_GOAL_: Without omitting anything, return the records precisely as given.

_INPUT DATA_:
— Start —

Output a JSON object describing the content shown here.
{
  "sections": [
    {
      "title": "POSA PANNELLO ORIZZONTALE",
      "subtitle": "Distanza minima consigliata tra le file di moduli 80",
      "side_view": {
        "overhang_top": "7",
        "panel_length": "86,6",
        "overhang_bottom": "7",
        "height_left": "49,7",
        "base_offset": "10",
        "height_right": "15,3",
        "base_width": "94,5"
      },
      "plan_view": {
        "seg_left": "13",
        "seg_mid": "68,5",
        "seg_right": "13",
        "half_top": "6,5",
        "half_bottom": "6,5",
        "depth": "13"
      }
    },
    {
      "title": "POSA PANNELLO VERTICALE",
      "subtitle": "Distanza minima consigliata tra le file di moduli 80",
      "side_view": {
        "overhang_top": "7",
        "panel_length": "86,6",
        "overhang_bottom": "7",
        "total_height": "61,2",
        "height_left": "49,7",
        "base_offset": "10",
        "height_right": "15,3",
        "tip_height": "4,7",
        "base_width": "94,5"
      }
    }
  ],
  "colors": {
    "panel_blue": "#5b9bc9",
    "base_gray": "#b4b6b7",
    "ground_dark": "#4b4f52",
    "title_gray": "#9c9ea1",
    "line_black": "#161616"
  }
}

— End —

_ANSWER_:
Output a JSON object describing the content shown here.
{
  "sections": [
    {
      "title": "POSA PANNELLO ORIZZONTALE",
      "subtitle": "Distanza minima consigliata tra le file di moduli 80",
      "side_view": {
        "overhang_top": "7",
        "panel_length": "86,6",
        "overhang_bottom": "7",
        "height_left": "49,7",
        "base_offset": "10",
        "height_right": "15,3",
        "base_width": "94,5"
      },
      "plan_view": {
        "seg_left": "13",
        "seg_mid": "68,5",
        "seg_right": "13",
        "half_top": "6,5",
        "half_bottom": "6,5",
        "depth": "13"
      }
    },
    {
      "title": "POSA PANNELLO VERTICALE",
      "subtitle": "Distanza minima consigliata tra le file di moduli 80",
      "side_view": {
        "overhang_top": "7",
        "panel_length": "86,6",
        "overhang_bottom": "7",
        "total_height": "61,2",
        "height_left": "49,7",
        "base_offset": "10",
        "height_right": "15,3",
        "tip_height": "4,7",
        "base_width": "94,5"
      }
    }
  ],
  "colors": {
    "panel_blue": "#5b9bc9",
    "base_gray": "#b4b6b7",
    "ground_dark": "#4b4f52",
    "title_gray": "#9c9ea1",
    "line_black": "#161616"
  }
}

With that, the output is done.